▸ **Task to carry out**:
Gather each line of the entries below that includes "깨비키즈".

▸ **Listed records**:
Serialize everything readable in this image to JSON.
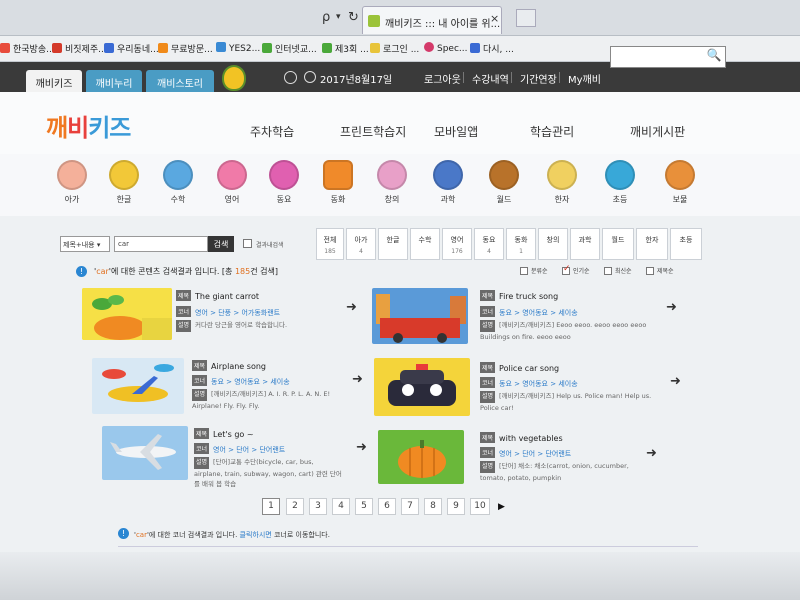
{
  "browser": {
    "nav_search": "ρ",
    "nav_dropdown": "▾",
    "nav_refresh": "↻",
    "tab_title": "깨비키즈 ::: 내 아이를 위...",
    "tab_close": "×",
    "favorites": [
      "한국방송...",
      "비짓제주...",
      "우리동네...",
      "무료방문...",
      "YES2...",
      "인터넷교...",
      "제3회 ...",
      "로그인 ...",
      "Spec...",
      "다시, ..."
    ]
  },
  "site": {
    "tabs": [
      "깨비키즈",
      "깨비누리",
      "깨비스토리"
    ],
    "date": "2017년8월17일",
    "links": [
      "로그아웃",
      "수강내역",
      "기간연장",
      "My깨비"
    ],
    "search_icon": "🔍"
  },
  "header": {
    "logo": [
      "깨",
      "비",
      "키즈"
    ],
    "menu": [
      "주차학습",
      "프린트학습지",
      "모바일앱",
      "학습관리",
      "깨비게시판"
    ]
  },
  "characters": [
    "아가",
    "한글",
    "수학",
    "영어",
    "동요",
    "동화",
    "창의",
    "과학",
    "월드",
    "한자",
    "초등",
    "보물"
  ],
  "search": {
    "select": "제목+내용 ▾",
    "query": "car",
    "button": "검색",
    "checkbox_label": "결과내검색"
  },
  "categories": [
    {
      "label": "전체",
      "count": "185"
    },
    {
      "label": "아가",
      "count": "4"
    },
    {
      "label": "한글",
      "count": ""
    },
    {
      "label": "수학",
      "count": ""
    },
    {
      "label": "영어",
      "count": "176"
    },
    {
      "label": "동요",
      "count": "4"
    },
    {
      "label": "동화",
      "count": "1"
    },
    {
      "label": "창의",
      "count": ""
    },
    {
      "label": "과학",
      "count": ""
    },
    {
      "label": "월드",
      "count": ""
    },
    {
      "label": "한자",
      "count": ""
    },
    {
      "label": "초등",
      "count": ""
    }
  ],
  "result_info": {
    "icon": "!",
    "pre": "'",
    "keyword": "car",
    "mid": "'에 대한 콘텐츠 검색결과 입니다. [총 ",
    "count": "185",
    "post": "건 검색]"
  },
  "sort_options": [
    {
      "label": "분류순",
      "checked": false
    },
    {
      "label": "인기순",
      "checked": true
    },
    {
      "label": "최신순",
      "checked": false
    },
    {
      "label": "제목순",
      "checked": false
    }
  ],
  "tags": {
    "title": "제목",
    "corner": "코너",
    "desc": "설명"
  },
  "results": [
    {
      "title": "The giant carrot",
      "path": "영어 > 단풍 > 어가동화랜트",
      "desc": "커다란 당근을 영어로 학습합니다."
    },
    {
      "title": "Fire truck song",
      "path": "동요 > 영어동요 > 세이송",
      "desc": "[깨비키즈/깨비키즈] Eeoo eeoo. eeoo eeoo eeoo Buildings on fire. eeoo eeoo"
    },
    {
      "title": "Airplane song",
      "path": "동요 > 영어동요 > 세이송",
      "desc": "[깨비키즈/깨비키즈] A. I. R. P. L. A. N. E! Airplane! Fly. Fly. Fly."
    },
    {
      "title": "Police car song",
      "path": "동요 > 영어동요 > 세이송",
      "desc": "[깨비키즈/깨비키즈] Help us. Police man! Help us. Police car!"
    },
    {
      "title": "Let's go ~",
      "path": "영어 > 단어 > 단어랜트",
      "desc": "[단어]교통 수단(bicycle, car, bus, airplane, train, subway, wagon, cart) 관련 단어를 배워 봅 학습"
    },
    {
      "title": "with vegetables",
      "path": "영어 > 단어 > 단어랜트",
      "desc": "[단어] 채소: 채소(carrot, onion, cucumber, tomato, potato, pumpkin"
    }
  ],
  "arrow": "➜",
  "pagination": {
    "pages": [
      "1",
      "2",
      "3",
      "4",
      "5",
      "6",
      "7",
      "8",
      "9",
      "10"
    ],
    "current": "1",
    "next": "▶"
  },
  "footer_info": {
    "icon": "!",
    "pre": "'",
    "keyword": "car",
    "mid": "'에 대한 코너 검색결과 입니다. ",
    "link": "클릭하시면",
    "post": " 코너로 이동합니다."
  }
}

--

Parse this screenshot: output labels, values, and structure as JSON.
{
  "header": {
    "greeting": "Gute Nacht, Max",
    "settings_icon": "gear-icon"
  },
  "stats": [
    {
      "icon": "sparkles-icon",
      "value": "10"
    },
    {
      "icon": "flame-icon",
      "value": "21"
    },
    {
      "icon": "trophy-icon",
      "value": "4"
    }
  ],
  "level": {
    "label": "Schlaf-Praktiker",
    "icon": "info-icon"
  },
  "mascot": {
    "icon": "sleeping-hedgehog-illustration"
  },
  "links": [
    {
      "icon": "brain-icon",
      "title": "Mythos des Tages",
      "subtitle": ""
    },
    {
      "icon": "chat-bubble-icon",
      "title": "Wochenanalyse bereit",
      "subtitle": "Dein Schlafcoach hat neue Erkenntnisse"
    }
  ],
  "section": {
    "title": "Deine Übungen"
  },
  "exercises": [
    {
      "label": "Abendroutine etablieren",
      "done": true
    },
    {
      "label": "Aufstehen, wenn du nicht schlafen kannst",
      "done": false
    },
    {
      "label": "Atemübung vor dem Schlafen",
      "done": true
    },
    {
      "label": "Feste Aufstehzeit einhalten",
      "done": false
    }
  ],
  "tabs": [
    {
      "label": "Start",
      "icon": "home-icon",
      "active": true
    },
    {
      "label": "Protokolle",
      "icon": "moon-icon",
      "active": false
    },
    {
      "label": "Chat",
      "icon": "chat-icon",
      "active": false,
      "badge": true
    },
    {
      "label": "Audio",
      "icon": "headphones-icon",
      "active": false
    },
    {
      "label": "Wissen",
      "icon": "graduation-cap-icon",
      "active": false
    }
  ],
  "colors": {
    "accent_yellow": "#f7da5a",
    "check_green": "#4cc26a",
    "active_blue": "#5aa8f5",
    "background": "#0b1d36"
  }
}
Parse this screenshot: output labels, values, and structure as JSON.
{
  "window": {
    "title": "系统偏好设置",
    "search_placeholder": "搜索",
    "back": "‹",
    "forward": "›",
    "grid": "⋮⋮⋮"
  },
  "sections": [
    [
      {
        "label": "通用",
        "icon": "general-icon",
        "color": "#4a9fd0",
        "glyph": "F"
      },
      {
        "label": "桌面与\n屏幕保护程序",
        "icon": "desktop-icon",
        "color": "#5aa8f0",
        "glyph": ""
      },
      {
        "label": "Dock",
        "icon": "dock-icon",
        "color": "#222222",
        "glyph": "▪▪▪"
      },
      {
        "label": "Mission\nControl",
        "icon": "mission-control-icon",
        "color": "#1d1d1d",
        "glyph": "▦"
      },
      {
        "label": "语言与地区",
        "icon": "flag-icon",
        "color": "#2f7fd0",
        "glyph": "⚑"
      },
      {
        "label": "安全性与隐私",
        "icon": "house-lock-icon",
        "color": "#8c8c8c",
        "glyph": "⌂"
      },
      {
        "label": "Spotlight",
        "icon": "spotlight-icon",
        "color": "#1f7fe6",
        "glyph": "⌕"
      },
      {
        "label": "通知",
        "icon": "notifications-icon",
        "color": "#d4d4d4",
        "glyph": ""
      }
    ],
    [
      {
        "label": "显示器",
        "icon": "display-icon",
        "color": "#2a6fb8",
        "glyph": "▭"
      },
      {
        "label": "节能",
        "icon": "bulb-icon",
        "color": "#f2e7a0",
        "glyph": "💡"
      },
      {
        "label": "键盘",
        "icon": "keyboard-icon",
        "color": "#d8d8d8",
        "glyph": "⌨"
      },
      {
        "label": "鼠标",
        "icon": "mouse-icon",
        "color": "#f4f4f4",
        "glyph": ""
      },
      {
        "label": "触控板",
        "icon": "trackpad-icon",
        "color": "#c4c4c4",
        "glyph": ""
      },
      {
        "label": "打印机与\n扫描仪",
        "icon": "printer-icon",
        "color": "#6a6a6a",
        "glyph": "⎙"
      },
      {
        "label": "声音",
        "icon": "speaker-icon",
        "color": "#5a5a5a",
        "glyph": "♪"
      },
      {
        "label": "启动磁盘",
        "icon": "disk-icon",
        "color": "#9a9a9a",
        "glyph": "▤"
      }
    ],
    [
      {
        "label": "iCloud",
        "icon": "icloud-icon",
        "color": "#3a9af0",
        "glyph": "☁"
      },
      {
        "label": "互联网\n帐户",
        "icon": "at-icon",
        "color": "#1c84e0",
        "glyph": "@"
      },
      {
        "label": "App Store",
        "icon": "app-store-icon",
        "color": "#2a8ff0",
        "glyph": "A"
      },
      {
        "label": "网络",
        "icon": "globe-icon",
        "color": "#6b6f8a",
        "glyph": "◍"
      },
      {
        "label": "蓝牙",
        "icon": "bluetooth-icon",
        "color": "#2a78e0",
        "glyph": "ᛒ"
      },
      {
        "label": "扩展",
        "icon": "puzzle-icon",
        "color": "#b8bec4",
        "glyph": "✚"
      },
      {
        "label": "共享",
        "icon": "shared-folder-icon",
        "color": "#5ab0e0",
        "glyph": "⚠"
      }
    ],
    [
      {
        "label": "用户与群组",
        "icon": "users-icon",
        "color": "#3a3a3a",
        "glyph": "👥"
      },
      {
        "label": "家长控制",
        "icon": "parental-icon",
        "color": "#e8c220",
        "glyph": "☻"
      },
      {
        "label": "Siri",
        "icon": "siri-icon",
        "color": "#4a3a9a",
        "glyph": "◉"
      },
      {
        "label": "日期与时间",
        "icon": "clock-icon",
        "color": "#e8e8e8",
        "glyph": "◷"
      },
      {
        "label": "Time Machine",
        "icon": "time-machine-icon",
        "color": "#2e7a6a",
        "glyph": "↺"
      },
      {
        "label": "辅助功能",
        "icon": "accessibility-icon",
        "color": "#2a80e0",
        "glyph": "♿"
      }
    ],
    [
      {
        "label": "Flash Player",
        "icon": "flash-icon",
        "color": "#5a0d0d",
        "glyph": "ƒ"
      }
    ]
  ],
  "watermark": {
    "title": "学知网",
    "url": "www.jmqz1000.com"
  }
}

▸ **Answer to the exercise**:
    "tab_title": "깨비키즈 ::: 내 아이를 위...",
      "깨비키즈",
      "desc": "[깨비키즈/깨비키즈] Eeoo eeoo. eeoo eeoo eeoo Buildings on fire. eeoo eeoo"
      "desc": "[깨비키즈/깨비키즈] A. I. R. P. L. A. N. E! Airplane! Fly. Fly. Fly."
      "desc": "[깨비키즈/깨비키즈] Help us. Police man! Help us. Police car!"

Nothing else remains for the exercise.